▶ [Stated goal] For the listing below, give the number of lines in which "Наименование" occurs. Add nothing.

========================================================================

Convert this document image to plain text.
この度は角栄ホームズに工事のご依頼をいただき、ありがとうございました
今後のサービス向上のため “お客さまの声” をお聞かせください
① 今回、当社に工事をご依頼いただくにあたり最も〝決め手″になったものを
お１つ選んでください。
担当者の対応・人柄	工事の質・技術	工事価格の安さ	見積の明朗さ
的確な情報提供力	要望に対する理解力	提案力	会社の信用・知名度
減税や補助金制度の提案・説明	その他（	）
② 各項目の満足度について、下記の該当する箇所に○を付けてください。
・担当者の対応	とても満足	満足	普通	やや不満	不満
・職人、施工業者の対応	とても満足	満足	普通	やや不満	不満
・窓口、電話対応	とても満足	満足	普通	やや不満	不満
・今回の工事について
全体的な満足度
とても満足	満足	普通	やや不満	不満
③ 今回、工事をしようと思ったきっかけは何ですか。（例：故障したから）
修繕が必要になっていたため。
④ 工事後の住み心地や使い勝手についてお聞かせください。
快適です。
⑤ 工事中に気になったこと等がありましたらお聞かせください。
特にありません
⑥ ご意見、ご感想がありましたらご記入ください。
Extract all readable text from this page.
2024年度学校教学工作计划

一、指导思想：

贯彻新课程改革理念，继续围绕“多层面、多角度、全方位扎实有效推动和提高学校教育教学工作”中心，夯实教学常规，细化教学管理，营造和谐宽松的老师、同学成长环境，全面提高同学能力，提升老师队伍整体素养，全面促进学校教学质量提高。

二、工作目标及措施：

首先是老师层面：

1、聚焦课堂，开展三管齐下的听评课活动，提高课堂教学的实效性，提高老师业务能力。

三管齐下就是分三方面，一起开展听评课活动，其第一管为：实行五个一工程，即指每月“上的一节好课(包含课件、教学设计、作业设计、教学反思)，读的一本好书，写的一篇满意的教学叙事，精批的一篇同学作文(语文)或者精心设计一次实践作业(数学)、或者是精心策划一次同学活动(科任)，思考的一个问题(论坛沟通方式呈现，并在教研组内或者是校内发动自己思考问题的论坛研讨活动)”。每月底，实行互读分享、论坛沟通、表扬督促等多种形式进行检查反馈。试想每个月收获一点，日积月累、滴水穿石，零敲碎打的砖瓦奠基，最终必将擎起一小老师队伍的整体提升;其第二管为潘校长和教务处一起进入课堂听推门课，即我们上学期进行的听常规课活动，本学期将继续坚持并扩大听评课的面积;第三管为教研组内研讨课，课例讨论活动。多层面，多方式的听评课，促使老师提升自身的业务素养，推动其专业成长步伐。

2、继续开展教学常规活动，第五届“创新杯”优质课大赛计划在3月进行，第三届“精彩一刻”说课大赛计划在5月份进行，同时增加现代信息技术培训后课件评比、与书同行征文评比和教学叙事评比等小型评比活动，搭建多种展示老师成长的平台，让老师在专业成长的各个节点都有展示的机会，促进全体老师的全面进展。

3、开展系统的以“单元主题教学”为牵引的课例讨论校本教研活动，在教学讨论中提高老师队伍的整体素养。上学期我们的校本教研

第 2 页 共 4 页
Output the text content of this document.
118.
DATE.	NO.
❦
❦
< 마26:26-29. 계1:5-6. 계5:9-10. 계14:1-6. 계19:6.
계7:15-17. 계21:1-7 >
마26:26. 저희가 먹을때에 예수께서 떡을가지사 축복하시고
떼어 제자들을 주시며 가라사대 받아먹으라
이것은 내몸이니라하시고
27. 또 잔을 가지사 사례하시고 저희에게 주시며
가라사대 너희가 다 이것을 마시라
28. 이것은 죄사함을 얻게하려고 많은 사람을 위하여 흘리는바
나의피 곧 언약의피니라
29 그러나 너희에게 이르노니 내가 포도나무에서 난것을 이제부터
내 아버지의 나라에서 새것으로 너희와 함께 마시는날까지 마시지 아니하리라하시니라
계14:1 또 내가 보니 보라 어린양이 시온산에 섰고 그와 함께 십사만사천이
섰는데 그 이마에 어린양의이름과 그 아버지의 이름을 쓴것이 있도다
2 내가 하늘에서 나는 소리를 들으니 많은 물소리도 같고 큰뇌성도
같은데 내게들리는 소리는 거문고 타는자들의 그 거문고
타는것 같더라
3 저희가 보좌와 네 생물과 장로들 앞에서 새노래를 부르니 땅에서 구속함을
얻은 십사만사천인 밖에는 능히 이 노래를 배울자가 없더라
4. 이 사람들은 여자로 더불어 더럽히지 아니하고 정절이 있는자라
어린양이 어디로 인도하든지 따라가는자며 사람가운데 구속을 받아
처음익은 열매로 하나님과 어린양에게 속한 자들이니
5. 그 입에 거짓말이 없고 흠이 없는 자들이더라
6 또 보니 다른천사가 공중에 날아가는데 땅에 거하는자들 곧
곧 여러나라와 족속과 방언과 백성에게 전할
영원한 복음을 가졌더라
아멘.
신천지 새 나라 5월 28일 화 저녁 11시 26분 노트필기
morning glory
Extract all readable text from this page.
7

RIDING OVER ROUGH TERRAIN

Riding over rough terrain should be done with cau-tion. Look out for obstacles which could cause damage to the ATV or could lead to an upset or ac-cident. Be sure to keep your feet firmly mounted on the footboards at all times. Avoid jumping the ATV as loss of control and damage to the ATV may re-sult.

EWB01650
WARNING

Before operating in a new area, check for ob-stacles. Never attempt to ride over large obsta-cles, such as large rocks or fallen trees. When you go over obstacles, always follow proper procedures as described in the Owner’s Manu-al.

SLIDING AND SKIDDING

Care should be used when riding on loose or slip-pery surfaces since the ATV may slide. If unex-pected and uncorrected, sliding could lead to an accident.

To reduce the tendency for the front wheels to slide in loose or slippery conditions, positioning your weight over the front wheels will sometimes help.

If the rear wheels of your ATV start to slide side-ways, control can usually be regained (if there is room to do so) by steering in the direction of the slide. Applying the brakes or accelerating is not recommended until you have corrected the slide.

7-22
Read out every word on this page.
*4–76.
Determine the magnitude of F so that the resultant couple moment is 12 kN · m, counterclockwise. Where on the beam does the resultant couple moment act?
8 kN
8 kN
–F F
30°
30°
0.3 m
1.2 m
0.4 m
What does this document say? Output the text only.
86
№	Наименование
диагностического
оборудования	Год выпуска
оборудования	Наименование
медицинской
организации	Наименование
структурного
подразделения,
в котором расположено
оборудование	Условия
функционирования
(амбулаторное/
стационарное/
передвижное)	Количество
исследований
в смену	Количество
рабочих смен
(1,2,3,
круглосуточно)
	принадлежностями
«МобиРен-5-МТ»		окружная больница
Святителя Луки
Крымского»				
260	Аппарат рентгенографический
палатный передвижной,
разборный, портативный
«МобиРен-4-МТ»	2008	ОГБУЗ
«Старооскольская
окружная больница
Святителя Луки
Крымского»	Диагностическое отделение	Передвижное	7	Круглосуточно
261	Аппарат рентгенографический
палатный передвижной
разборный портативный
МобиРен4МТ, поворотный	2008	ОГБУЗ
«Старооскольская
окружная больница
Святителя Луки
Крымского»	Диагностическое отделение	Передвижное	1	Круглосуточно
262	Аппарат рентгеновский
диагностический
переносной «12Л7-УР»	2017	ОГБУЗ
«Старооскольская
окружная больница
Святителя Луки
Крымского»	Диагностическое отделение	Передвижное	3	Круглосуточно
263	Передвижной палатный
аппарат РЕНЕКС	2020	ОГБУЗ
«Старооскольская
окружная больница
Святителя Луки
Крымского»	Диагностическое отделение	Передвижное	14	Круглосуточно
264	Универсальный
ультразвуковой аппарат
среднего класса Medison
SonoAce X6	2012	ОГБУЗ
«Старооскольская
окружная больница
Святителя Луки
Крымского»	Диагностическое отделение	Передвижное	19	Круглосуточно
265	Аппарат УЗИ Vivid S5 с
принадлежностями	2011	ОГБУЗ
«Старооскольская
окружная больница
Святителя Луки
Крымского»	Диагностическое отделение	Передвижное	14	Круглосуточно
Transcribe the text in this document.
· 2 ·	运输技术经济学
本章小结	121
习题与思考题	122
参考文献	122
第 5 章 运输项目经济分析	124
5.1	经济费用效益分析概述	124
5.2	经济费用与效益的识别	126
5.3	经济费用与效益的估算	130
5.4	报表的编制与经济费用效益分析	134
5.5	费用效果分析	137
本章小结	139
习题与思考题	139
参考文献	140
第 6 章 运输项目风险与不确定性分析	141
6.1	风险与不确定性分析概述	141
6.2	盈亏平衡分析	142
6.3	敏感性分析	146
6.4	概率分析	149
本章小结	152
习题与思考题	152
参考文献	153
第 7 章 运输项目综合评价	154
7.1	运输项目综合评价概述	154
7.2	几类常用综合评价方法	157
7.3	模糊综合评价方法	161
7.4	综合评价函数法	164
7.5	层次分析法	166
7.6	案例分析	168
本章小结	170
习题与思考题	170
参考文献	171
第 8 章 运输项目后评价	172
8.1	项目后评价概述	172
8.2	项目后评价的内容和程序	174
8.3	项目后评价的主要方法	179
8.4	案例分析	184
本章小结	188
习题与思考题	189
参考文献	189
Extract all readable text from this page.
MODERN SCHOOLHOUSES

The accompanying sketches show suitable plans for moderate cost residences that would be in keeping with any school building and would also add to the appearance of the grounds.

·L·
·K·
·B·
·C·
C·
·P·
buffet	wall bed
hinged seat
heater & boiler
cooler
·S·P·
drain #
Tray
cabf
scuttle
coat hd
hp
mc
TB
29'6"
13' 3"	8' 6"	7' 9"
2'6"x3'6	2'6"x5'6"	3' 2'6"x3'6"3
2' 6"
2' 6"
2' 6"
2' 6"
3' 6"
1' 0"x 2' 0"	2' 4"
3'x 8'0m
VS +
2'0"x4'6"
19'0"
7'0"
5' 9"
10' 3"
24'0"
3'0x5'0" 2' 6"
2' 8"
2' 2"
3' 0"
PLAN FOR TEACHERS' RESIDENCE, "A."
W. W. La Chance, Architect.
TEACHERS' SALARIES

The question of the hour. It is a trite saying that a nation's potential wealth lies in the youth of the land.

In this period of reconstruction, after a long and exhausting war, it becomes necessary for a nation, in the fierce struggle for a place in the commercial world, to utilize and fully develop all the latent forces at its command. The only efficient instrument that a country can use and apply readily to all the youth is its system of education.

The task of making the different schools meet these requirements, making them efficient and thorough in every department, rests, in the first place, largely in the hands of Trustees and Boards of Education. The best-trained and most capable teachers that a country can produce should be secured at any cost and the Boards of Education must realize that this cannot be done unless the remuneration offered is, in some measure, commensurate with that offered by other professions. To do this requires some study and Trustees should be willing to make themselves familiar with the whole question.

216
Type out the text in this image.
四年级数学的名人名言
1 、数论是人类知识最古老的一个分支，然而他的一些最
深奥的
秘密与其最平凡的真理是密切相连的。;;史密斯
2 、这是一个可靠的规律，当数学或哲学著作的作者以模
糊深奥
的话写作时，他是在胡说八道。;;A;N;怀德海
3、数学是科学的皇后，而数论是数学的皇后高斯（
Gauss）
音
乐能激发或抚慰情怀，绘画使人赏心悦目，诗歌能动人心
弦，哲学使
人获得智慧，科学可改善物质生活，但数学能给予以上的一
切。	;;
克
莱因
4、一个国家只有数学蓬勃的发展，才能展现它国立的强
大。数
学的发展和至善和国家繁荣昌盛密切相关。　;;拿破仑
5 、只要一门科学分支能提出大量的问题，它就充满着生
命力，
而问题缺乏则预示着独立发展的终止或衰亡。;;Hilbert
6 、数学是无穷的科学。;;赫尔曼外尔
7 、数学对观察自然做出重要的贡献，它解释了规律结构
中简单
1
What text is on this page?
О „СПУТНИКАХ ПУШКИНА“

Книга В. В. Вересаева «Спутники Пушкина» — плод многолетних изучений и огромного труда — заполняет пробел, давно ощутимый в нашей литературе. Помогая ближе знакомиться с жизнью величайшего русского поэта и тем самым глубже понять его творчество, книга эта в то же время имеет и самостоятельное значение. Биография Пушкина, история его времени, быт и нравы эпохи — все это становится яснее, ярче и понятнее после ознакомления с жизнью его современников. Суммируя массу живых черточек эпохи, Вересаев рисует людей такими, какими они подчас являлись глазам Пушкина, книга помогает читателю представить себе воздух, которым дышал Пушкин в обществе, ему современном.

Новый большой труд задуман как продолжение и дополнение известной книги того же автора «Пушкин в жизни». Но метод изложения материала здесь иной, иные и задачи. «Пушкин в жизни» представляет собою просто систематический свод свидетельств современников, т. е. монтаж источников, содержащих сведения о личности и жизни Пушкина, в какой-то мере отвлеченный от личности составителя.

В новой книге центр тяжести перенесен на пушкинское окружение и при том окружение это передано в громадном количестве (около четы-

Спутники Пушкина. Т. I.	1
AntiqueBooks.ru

========================================================================

▶ [Output] 3